(Entries from a dataset)

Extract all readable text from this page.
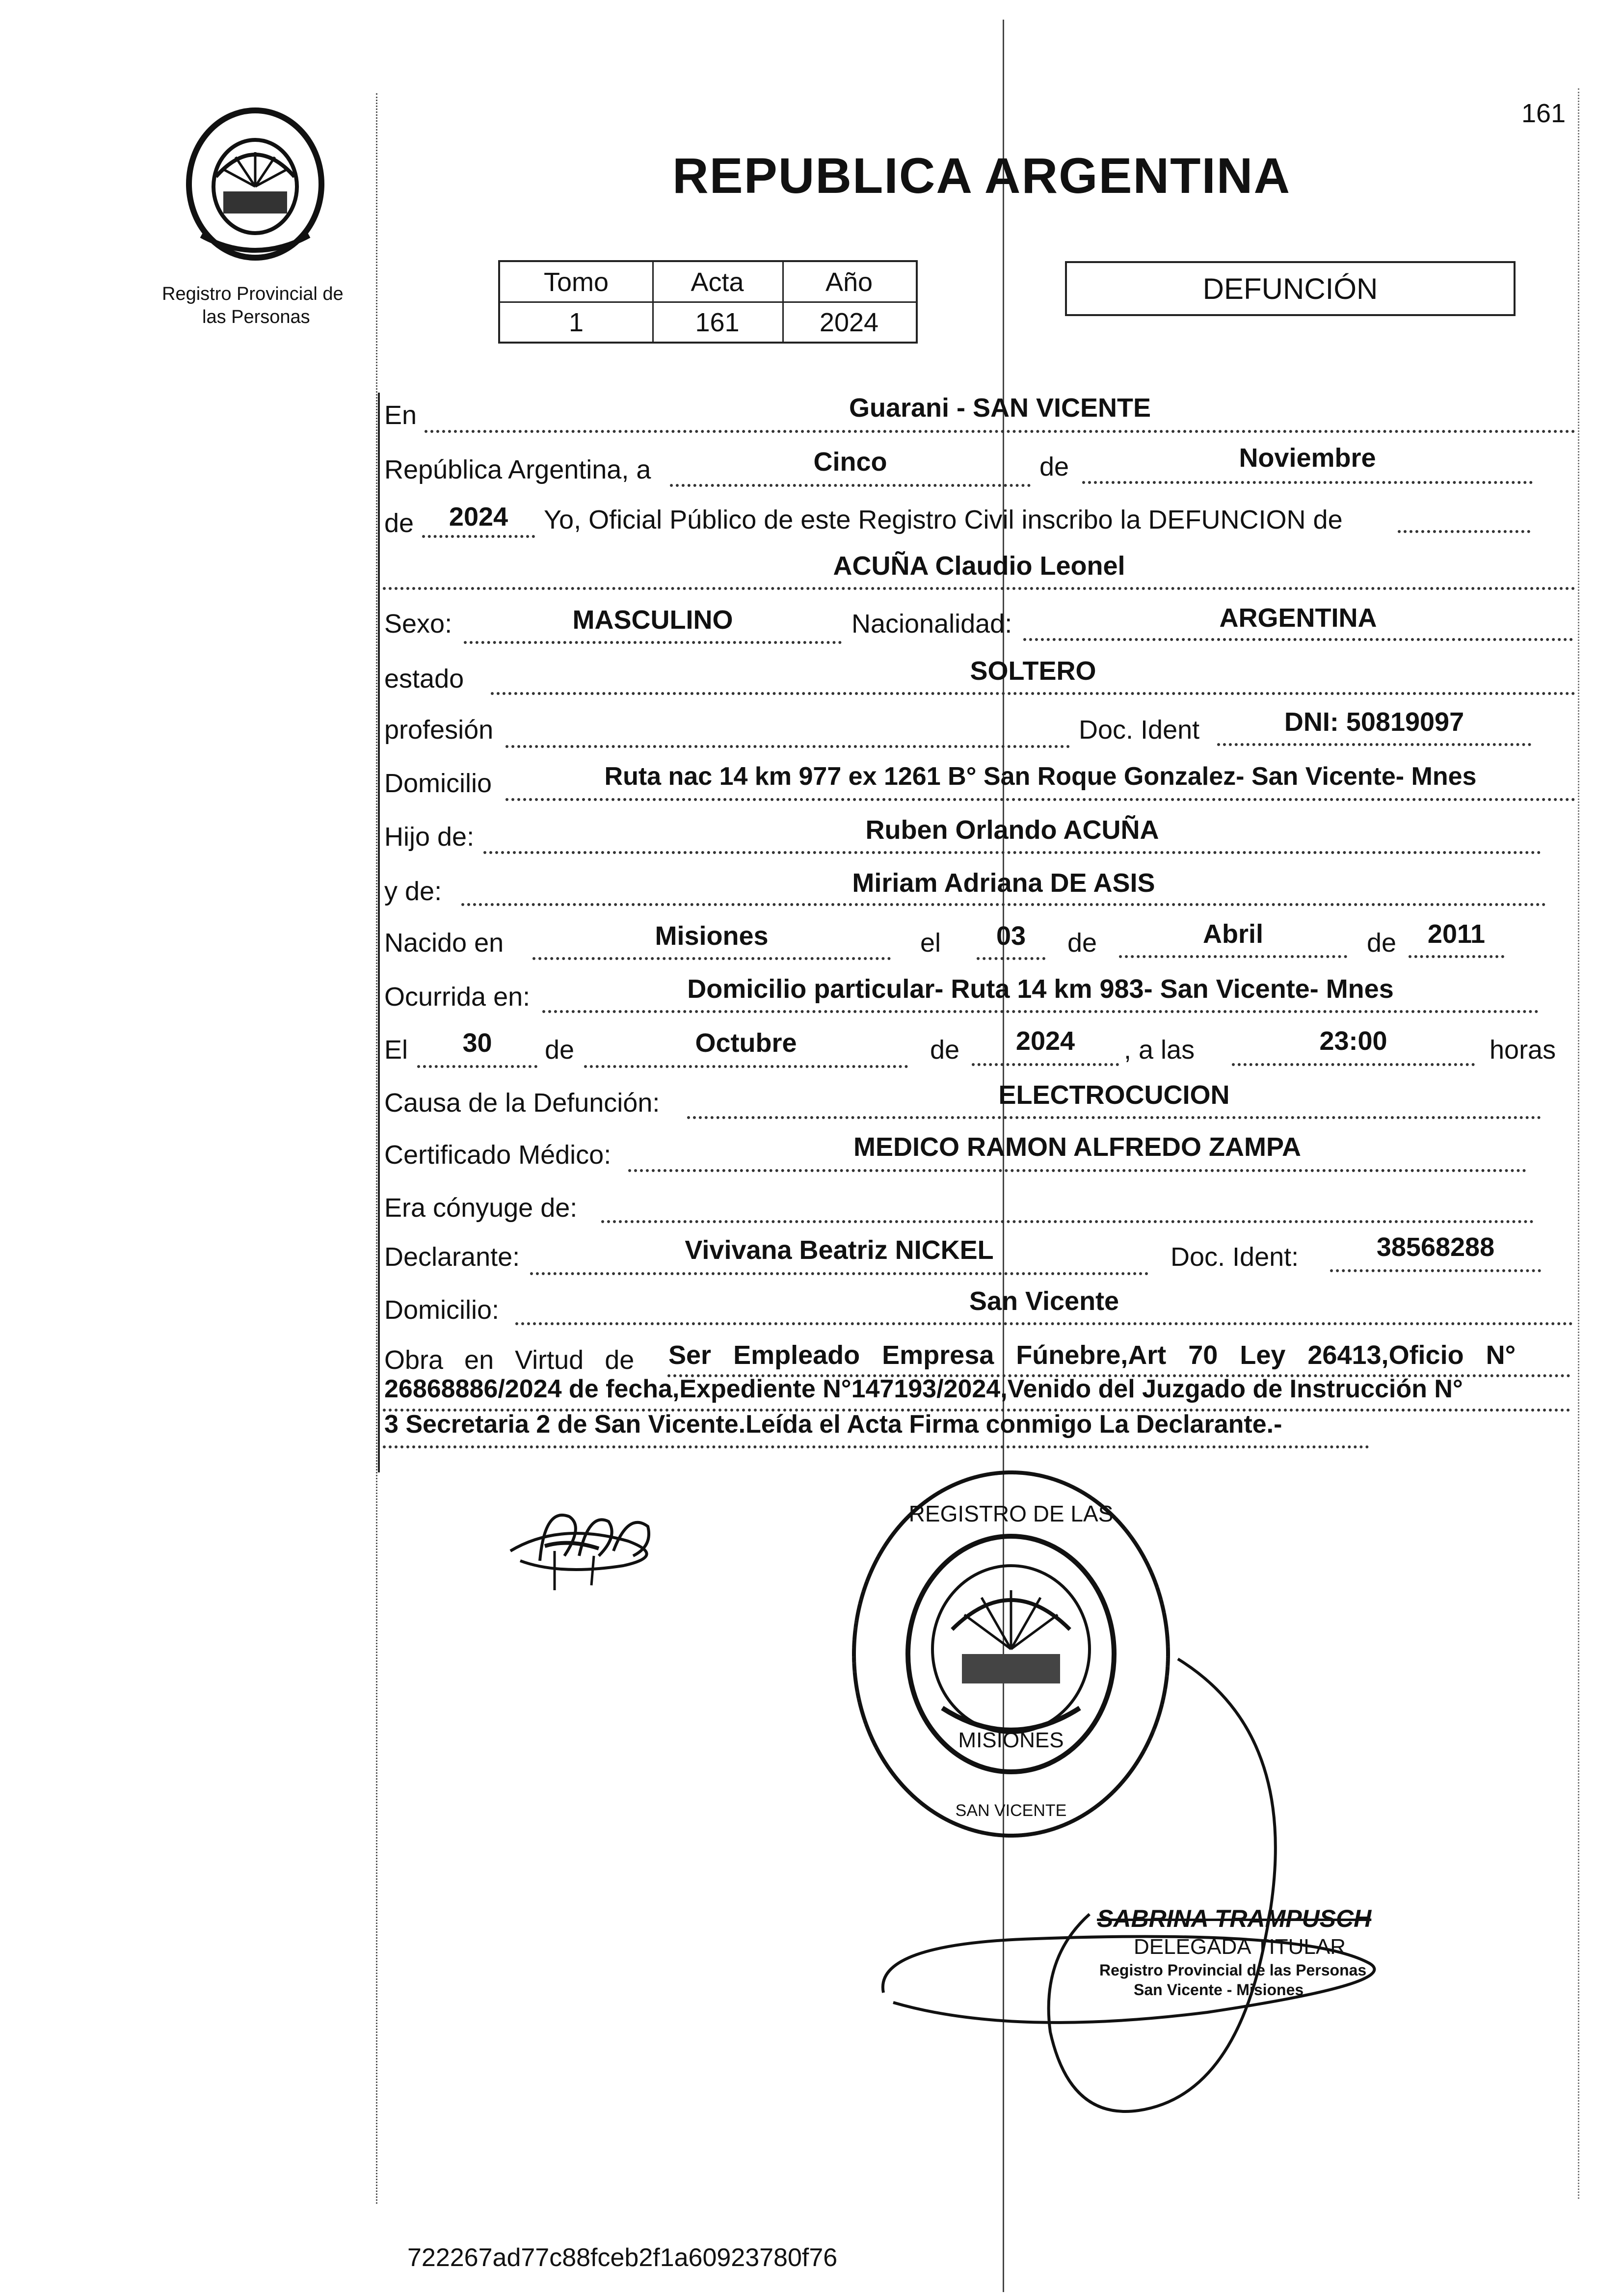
161
Registro Provincial de
las Personas
REPUBLICA ARGENTINA
Tomo	Acta	Año
1	161	2024
DEFUNCIÓN
En	Guarani - SAN VICENTE
República Argentina, a	Cinco	de	Noviembre
de	2024	Yo, Oficial Público de este Registro Civil inscribo la DEFUNCION de
ACUÑA Claudio Leonel
Sexo:	MASCULINO	Nacionalidad:	ARGENTINA
estado	SOLTERO
profesión	Doc. Ident	DNI: 50819097
Domicilio	Ruta nac 14 km 977 ex 1261 B° San Roque Gonzalez- San Vicente- Mnes
Hijo de:	Ruben Orlando ACUÑA
y de:	Miriam Adriana DE ASIS
Nacido en	Misiones	el	03	de	Abril	de	2011
Ocurrida en:	Domicilio particular- Ruta 14 km 983- San Vicente- Mnes
El	30	de	Octubre	de	2024	, a las	23:00	horas
Causa de la Defunción:	ELECTROCUCION
Certificado Médico:	MEDICO RAMON ALFREDO ZAMPA
Era cónyuge de:
Declarante:	Vivivana Beatriz NICKEL	Doc. Ident:	38568288
Domicilio:	San Vicente
Obra en Virtud de Ser Empleado Empresa Fúnebre,Art 70 Ley 26413,Oficio N°
26868886/2024 de fecha,Expediente N°147193/2024,Venido del Juzgado de Instrucción N°
3 Secretaria 2 de San Vicente.Leída el Acta Firma conmigo La Declarante.-
REGISTRO DE LAS
MISIONES
SAN VICENTE
SABRINA TRAMPUSCH
DELEGADA TITULAR
Registro Provincial de las Personas
San Vicente - Misiones
722267ad77c88fceb2f1a60923780f76
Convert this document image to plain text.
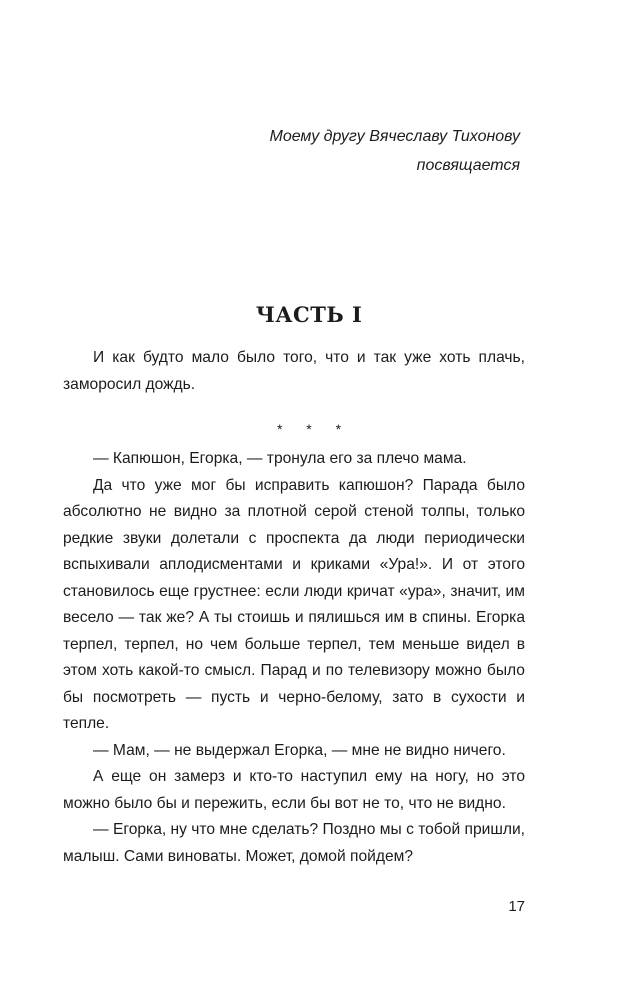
Моему другу Вячеславу Тихонову
посвящается
ЧАСТЬ I

И как будто мало было того, что и так уже хоть плачь, заморосил дождь.

* * *

— Капюшон, Егорка, — тронула его за плечо мама.

Да что уже мог бы исправить капюшон? Парада было абсолютно не видно за плотной серой стеной толпы, только редкие звуки долетали с проспекта да люди периодически вспыхивали аплодисментами и криками «Ура!». И от этого становилось еще грустнее: если люди кричат «ура», значит, им весело — так же? А ты стоишь и пялишься им в спины. Егорка терпел, терпел, но чем больше терпел, тем меньше видел в этом хоть какой-то смысл. Парад и по телевизору можно было бы посмотреть — пусть и черно-белому, зато в сухости и тепле.

— Мам, — не выдержал Егорка, — мне не видно ничего.

А еще он замерз и кто-то наступил ему на ногу, но это можно было бы и пережить, если бы вот не то, что не видно.

— Егорка, ну что мне сделать? Поздно мы с тобой пришли, малыш. Сами виноваты. Может, домой пойдем?

17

* [Task description]:
Gather every line from the listing above in which "можно" appears, and copy those lines.

* [The solution]:
Да что уже мог бы исправить капюшон? Парада было абсолютно не видно за плотной серой стеной толпы, только редкие звуки долетали с проспекта да люди периодически вспыхивали аплодисментами и криками «Ура!». И от этого становилось еще грустнее: если люди кричат «ура», значит, им весело — так же? А ты стоишь и пялишься им в спины. Егорка терпел, терпел, но чем больше терпел, тем меньше видел в этом хоть какой-то смысл. Парад и по телевизору можно было бы посмотреть — пусть и черно-белому, зато в сухости и тепле.
А еще он замерз и кто-то наступил ему на ногу, но это можно было бы и пережить, если бы вот не то, что не видно.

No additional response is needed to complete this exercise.